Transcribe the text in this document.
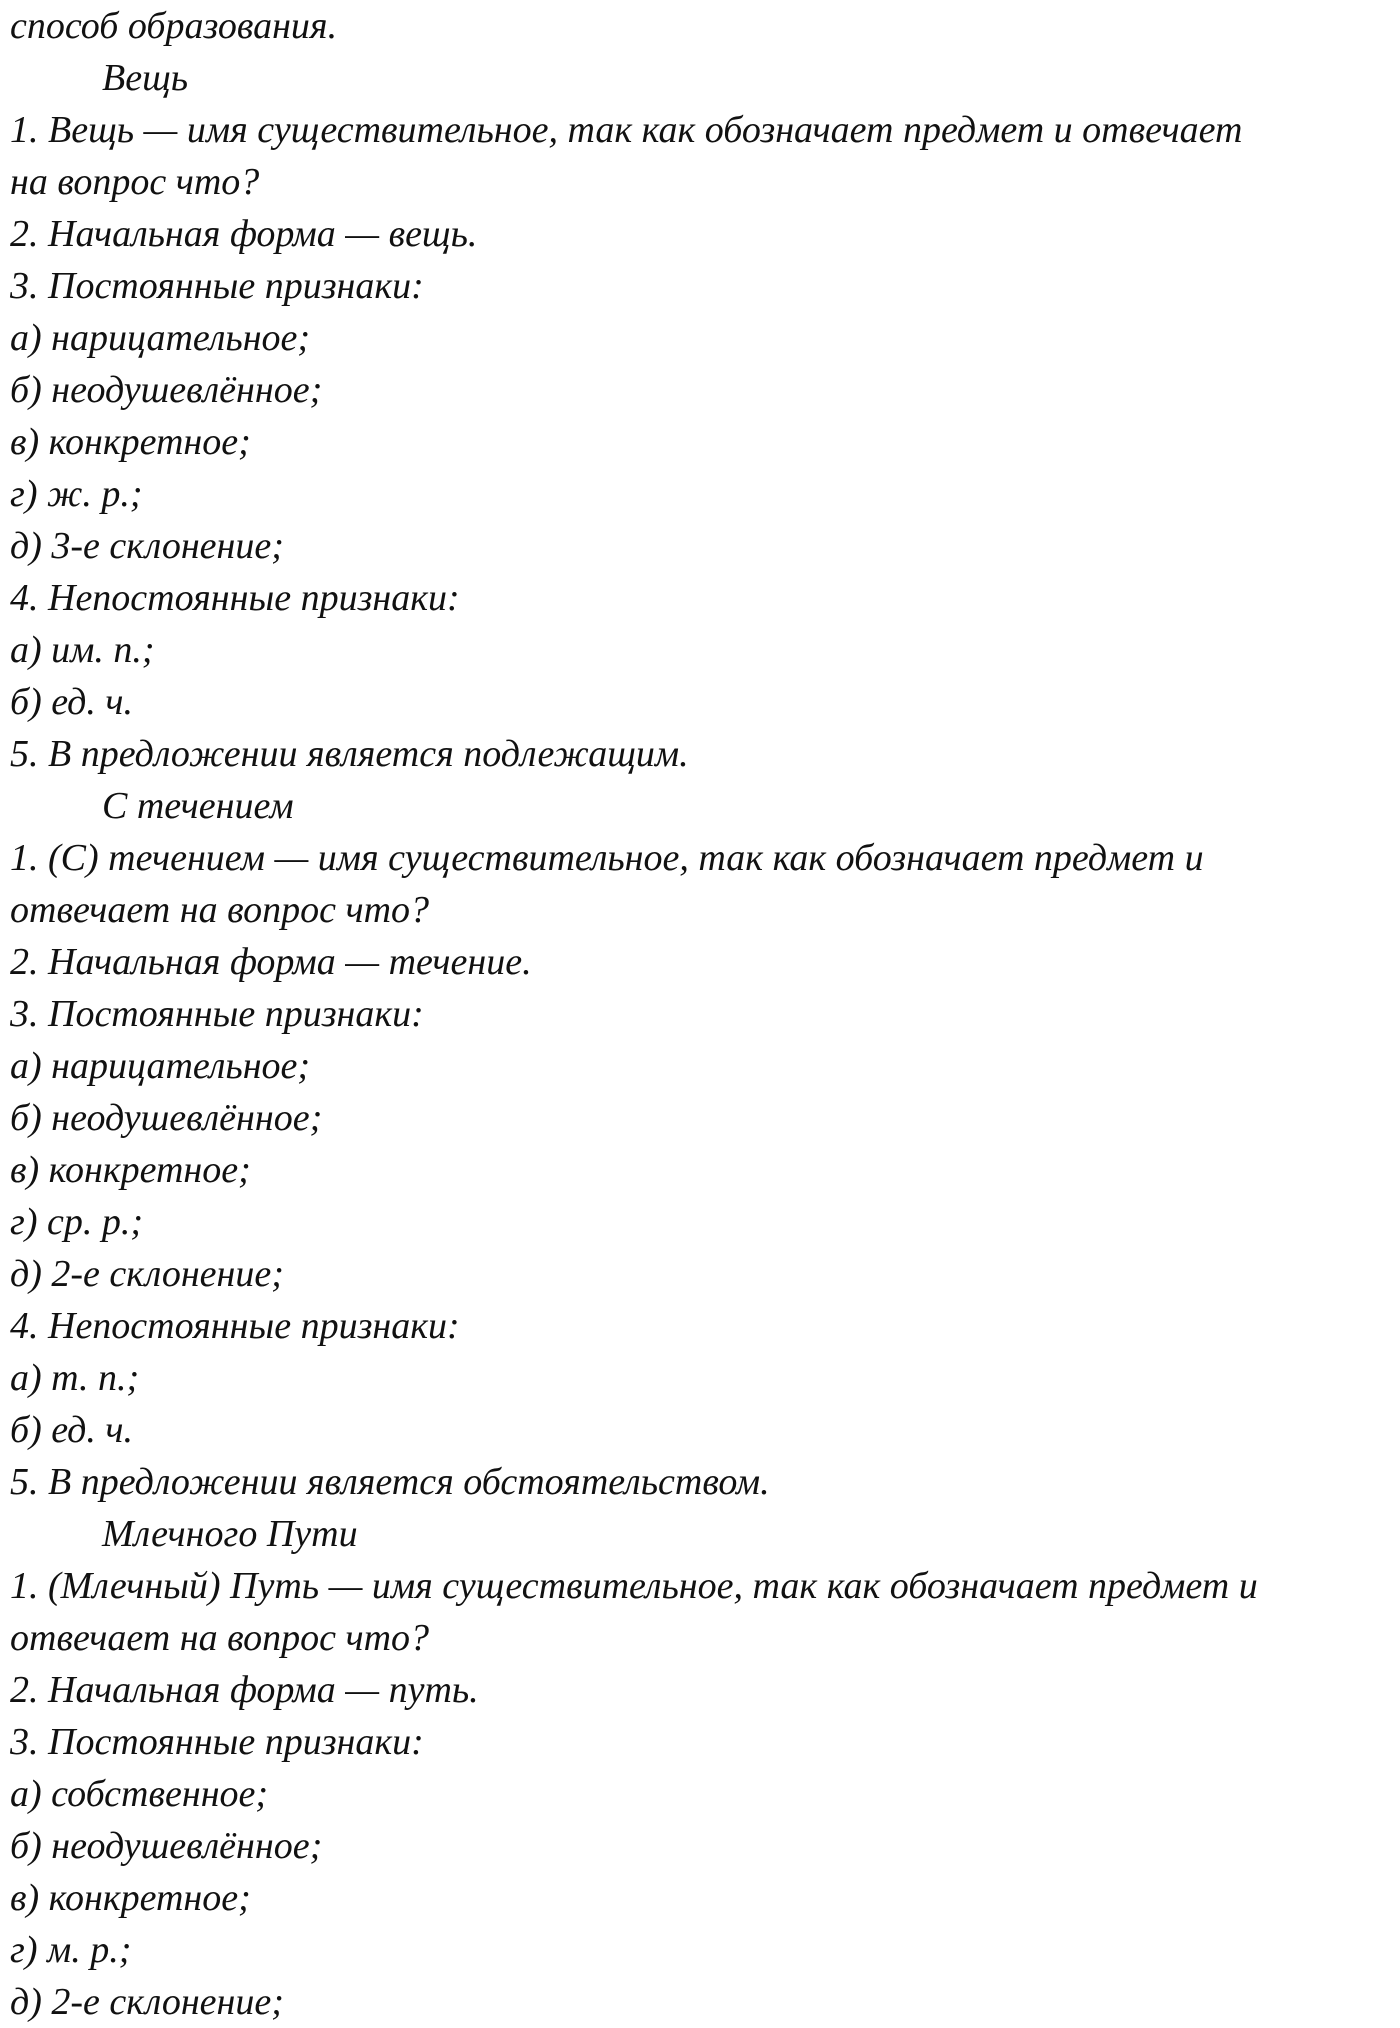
способ образования.
Вещь
1. Вещь — имя существительное, так как обозначает предмет и отвечает
на вопрос что?
2. Начальная форма — вещь.
3. Постоянные признаки:
а) нарицательное;
б) неодушевлённое;
в) конкретное;
г) ж. р.;
д) 3-е склонение;
4. Непостоянные признаки:
а) им. п.;
б) ед. ч.
5. В предложении является подлежащим.
С течением
1. (С) течением — имя существительное, так как обозначает предмет и
отвечает на вопрос что?
2. Начальная форма — течение.
3. Постоянные признаки:
а) нарицательное;
б) неодушевлённое;
в) конкретное;
г) ср. р.;
д) 2-е склонение;
4. Непостоянные признаки:
а) т. п.;
б) ед. ч.
5. В предложении является обстоятельством.
Млечного Пути
1. (Млечный) Путь — имя существительное, так как обозначает предмет и
отвечает на вопрос что?
2. Начальная форма — путь.
3. Постоянные признаки:
а) собственное;
б) неодушевлённое;
в) конкретное;
г) м. р.;
д) 2-е склонение;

==*==

Without including the pictures, reproduce all entries exactly.

Transcribe the text in this document.
способ образования.
Вещь
1. Вещь — имя существительное, так как обозначает предмет и отвечает
на вопрос что?
2. Начальная форма — вещь.
3. Постоянные признаки:
а) нарицательное;
б) неодушевлённое;
в) конкретное;
г) ж. р.;
д) 3-е склонение;
4. Непостоянные признаки:
а) им. п.;
б) ед. ч.
5. В предложении является подлежащим.
С течением
1. (С) течением — имя существительное, так как обозначает предмет и
отвечает на вопрос что?
2. Начальная форма — течение.
3. Постоянные признаки:
а) нарицательное;
б) неодушевлённое;
в) конкретное;
г) ср. р.;
д) 2-е склонение;
4. Непостоянные признаки:
а) т. п.;
б) ед. ч.
5. В предложении является обстоятельством.
Млечного Пути
1. (Млечный) Путь — имя существительное, так как обозначает предмет и
отвечает на вопрос что?
2. Начальная форма — путь.
3. Постоянные признаки:
а) собственное;
б) неодушевлённое;
в) конкретное;
г) м. р.;
д) 2-е склонение;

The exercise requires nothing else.